Work out the number of lines with the word "情報流通プラットフォーム対処法" in the material below, then reply with that number only.

· · · · · · ·

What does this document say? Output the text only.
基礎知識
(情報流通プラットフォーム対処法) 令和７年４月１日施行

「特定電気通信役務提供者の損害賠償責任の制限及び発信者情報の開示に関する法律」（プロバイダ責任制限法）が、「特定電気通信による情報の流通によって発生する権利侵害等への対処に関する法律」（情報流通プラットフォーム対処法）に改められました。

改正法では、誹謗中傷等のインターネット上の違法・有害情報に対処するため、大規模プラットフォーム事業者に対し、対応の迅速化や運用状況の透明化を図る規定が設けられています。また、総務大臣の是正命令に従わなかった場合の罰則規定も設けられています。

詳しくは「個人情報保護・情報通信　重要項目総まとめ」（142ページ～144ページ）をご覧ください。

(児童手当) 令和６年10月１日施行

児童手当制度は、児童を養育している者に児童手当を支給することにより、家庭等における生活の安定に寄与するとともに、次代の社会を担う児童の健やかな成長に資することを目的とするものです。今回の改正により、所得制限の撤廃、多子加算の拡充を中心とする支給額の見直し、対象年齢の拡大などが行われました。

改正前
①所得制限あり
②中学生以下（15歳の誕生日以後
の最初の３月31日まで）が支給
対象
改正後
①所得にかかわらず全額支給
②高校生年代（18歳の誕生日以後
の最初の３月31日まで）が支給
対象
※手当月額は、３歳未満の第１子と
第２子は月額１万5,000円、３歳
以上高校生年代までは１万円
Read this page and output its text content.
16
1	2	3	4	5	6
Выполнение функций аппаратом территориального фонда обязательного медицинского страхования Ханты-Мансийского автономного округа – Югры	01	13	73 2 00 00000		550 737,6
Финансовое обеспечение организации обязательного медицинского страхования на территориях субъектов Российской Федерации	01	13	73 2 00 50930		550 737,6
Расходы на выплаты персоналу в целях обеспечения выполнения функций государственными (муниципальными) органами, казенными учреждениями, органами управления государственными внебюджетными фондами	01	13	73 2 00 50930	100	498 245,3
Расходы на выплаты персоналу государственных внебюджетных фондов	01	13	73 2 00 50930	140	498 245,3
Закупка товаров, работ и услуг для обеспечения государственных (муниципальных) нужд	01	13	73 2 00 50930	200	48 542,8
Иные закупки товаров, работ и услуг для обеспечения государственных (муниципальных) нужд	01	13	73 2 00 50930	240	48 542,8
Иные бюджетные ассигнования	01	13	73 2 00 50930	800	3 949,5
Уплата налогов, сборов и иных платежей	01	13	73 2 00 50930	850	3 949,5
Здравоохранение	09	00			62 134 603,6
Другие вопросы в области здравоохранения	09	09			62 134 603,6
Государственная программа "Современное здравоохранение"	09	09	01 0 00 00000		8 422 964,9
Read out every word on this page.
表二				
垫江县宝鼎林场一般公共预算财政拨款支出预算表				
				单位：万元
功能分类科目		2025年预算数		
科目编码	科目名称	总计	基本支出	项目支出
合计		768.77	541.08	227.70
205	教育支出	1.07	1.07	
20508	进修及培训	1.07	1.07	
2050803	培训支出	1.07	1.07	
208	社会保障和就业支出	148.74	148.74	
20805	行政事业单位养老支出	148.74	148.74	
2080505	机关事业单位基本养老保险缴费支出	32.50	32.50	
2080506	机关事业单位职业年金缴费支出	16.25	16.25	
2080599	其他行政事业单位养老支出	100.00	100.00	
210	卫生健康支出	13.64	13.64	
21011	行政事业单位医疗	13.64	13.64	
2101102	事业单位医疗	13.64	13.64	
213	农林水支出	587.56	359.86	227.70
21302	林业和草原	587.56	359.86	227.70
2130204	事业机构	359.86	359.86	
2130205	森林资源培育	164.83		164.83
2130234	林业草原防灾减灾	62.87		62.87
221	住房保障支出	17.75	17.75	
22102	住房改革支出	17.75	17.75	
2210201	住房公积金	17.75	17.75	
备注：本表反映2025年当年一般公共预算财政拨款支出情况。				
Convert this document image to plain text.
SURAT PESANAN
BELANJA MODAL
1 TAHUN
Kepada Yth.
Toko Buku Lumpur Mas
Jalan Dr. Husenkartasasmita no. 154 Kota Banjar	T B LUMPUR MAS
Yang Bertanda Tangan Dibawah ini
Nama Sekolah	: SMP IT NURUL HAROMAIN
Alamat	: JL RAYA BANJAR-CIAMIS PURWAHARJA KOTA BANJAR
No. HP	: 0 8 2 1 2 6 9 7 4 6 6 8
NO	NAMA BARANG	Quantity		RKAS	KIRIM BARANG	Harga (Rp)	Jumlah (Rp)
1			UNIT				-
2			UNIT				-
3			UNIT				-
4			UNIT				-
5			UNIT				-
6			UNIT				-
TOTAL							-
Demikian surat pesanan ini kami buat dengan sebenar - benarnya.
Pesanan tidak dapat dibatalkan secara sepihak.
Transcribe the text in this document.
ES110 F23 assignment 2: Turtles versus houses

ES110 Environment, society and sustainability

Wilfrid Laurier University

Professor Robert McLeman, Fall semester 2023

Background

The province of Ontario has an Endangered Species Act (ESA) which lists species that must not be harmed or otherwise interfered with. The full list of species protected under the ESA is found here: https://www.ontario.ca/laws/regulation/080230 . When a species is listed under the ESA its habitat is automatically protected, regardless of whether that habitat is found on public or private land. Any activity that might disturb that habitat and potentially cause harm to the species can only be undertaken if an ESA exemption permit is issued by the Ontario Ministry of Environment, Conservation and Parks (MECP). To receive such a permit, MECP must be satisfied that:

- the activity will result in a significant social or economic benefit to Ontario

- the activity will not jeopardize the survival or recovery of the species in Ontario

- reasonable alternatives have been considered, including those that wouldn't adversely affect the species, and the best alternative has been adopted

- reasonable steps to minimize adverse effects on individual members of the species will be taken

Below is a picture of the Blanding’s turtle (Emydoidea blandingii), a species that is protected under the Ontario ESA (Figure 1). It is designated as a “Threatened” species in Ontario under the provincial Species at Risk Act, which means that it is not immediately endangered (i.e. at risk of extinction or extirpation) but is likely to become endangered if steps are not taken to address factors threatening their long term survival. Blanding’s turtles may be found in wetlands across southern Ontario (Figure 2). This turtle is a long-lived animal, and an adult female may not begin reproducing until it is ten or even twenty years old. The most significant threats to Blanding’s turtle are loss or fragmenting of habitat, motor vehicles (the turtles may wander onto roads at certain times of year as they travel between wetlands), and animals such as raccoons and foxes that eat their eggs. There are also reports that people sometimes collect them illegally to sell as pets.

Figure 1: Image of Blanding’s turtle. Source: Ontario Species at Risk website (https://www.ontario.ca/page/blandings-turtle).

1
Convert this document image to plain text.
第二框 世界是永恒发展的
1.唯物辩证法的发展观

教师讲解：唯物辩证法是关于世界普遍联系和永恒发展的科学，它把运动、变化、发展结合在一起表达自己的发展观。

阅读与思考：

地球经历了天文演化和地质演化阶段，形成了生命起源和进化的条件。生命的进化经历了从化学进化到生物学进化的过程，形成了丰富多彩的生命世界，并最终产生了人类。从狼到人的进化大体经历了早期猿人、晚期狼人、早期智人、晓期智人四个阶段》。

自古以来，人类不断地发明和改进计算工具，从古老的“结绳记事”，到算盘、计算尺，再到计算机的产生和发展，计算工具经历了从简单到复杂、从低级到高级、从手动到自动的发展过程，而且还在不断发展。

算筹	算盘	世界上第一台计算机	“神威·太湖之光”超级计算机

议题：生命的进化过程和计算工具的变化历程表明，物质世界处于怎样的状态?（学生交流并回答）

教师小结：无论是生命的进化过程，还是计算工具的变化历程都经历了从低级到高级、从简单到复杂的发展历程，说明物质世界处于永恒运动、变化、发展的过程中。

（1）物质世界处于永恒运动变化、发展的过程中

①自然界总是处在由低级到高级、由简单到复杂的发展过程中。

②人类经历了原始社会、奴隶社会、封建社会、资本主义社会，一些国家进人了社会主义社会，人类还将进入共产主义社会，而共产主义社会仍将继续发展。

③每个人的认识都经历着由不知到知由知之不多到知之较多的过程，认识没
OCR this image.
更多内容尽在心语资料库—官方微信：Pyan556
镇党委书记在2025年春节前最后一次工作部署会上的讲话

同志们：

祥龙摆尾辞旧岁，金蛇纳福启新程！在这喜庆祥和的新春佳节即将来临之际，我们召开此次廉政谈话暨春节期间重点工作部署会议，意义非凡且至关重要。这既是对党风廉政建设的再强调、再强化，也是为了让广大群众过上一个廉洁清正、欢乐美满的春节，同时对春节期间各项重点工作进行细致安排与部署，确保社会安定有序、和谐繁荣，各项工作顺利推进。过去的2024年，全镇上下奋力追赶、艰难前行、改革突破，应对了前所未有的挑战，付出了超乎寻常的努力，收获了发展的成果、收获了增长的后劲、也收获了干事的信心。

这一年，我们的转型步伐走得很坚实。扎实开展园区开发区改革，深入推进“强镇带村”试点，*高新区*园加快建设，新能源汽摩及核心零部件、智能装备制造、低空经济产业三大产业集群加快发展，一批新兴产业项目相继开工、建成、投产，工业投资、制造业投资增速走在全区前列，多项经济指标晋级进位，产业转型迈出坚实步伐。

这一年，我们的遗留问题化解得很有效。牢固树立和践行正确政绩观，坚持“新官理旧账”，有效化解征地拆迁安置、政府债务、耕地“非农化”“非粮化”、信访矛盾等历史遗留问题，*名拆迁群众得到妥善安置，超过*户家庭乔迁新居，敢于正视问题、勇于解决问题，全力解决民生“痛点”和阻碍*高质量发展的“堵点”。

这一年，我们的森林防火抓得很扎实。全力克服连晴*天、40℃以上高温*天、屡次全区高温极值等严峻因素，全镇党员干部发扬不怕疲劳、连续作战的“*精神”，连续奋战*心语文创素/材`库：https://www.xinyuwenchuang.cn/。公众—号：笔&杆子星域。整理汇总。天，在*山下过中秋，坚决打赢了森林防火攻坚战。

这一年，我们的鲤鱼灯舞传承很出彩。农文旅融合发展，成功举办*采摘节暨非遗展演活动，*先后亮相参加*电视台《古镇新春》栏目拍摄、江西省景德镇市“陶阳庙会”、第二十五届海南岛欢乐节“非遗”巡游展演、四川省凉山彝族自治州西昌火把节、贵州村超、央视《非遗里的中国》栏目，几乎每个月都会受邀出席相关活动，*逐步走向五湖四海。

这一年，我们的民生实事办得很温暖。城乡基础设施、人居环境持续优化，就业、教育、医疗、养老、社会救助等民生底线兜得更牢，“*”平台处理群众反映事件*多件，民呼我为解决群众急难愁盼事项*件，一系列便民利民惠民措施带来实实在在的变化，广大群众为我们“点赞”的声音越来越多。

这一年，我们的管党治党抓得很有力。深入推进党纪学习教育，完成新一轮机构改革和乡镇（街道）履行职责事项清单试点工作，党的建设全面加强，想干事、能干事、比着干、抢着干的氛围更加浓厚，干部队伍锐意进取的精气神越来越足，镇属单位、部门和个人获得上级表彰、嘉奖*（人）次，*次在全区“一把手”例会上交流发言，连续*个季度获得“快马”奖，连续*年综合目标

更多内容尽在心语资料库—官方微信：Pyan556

· · · · · · ·

(Reply to the task)
2